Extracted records

-- -- --

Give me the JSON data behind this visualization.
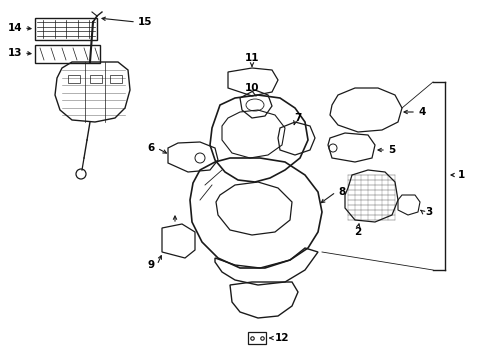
{
  "bg_color": "#ffffff",
  "line_color": "#1a1a1a",
  "text_color": "#000000",
  "fig_width": 4.9,
  "fig_height": 3.6,
  "dpi": 100
}
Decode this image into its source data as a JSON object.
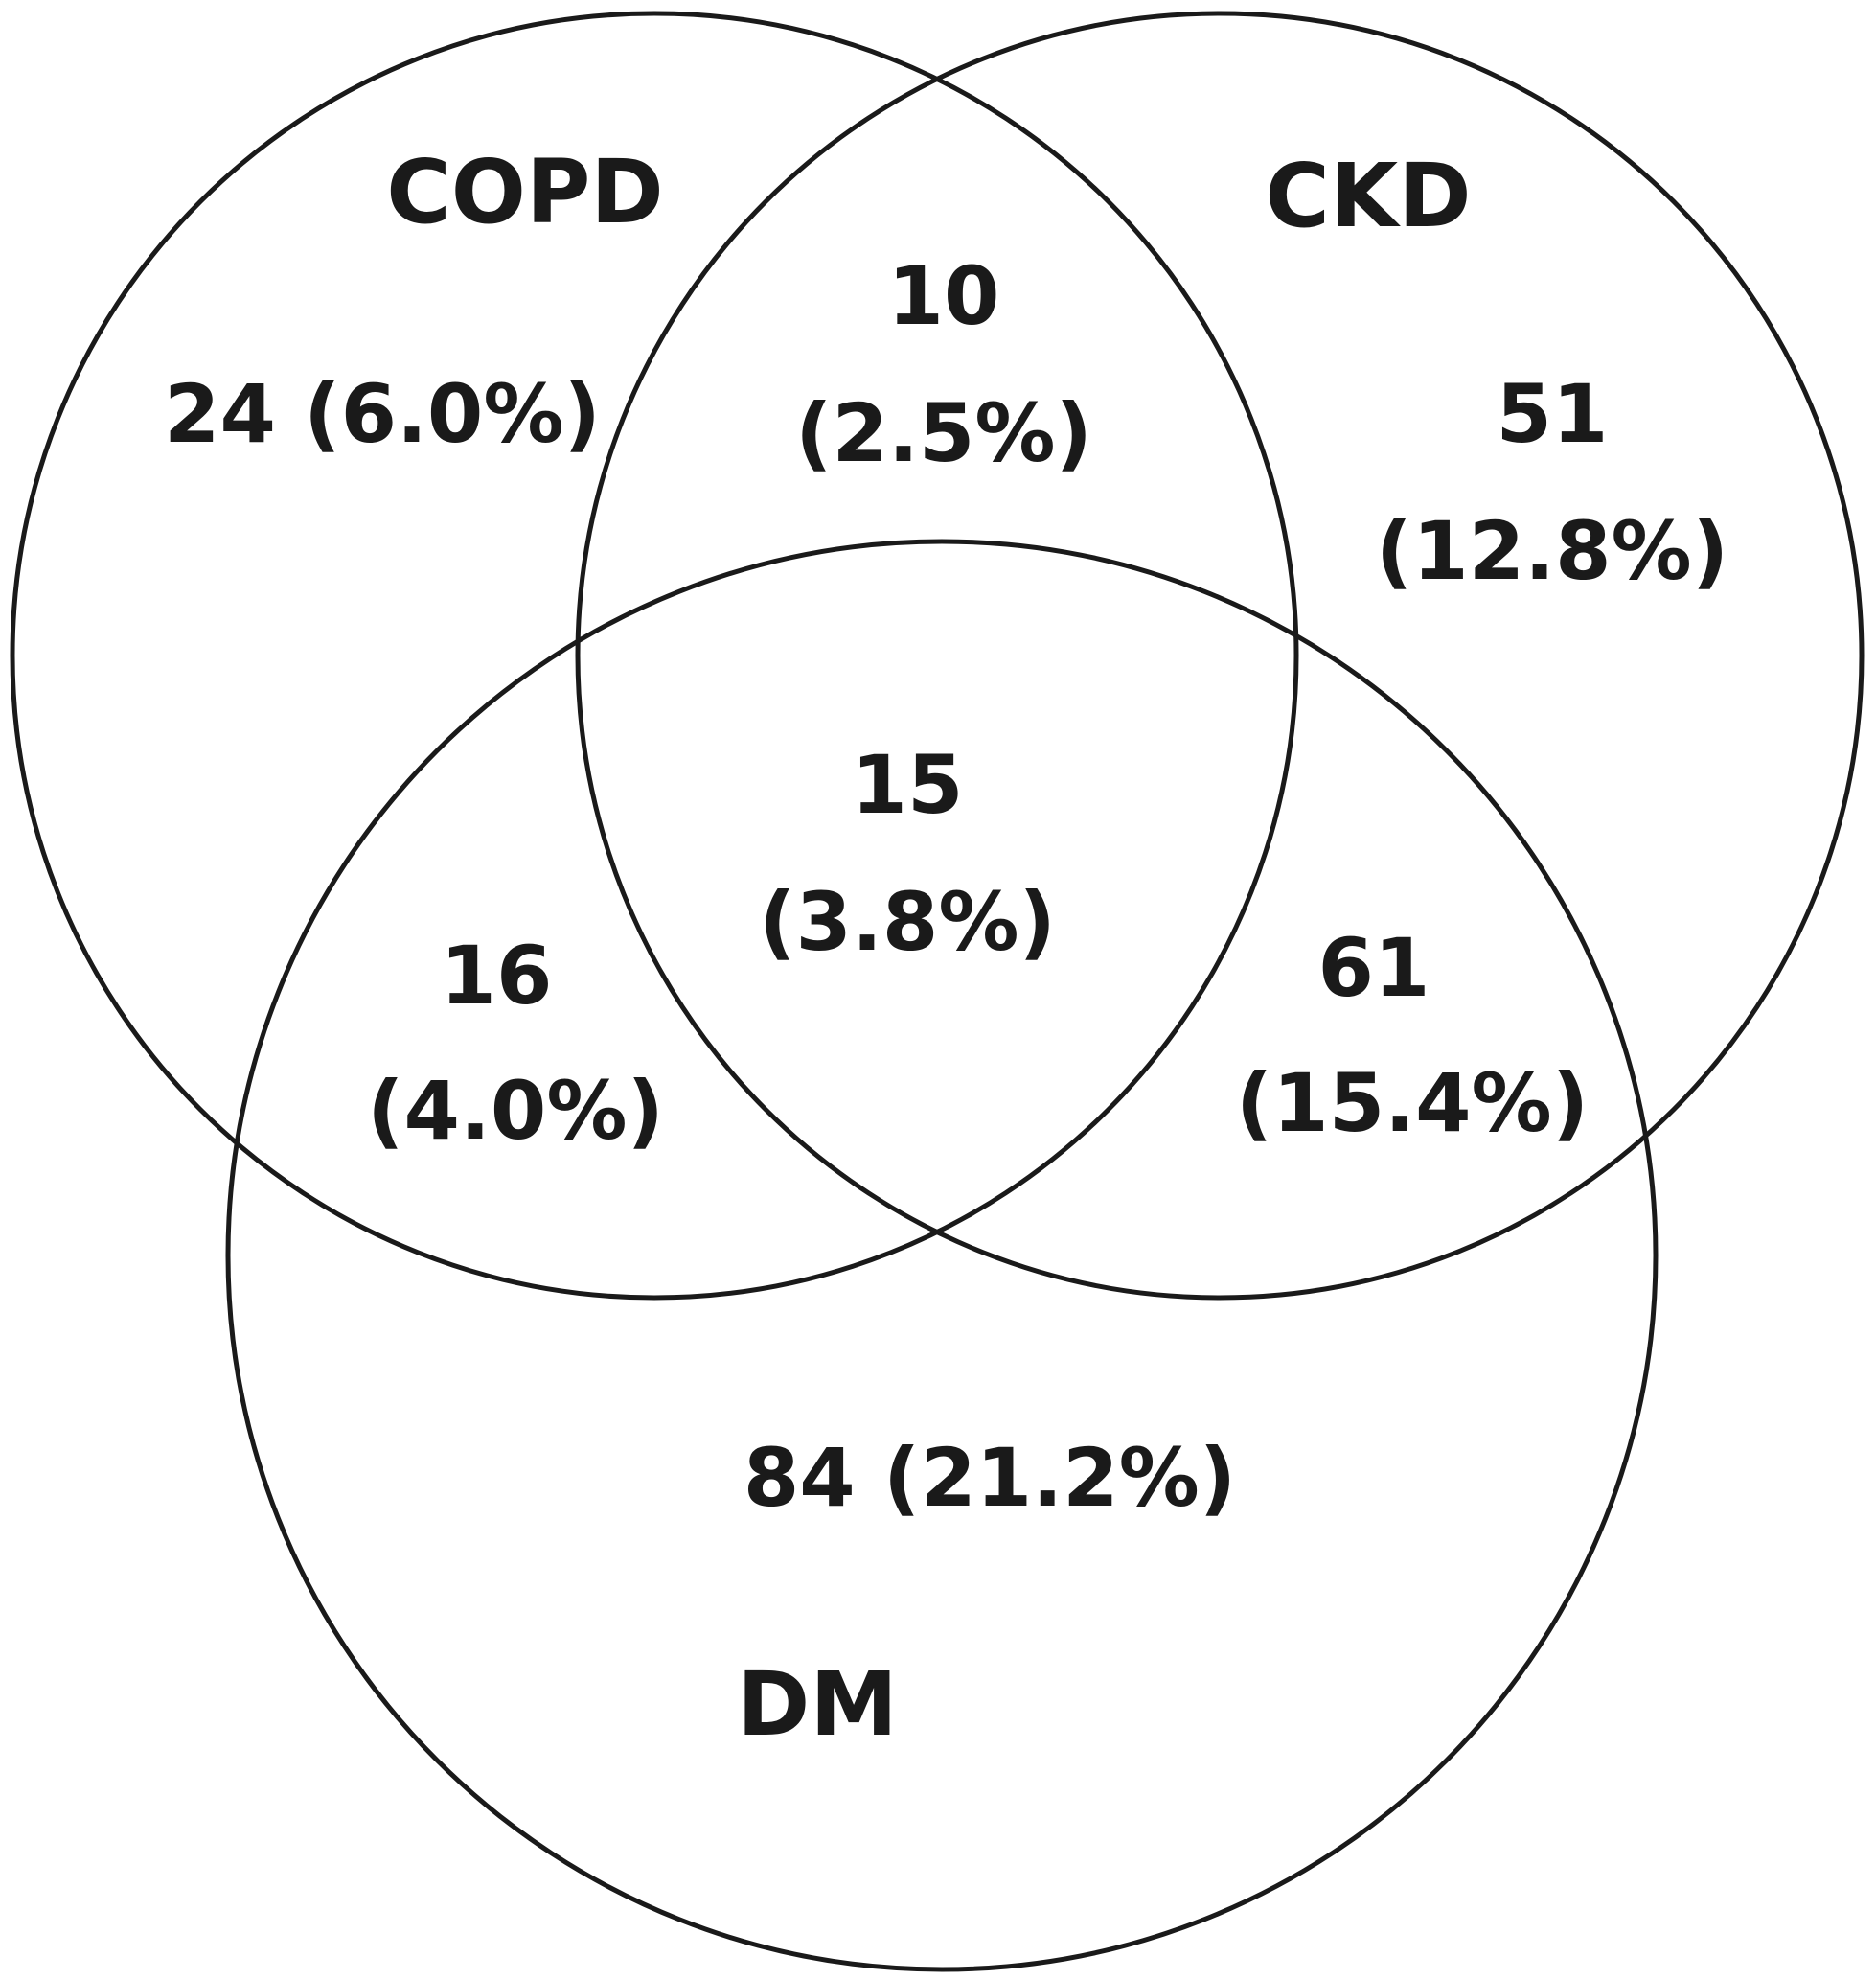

-- -- --

• _What you need to do_: Take the entries shown above and quote them verbatim, passing over the pictures.

• _Response below_:
Give me the JSON data behind this visualization.
{
  "bg_color": "#ffffff",
  "line_color": "#1a1a1a",
  "text_color": "#000000",
  "fig_width": 4.9,
  "fig_height": 3.6,
  "dpi": 100
}
Decode this image into its source data as a JSON object.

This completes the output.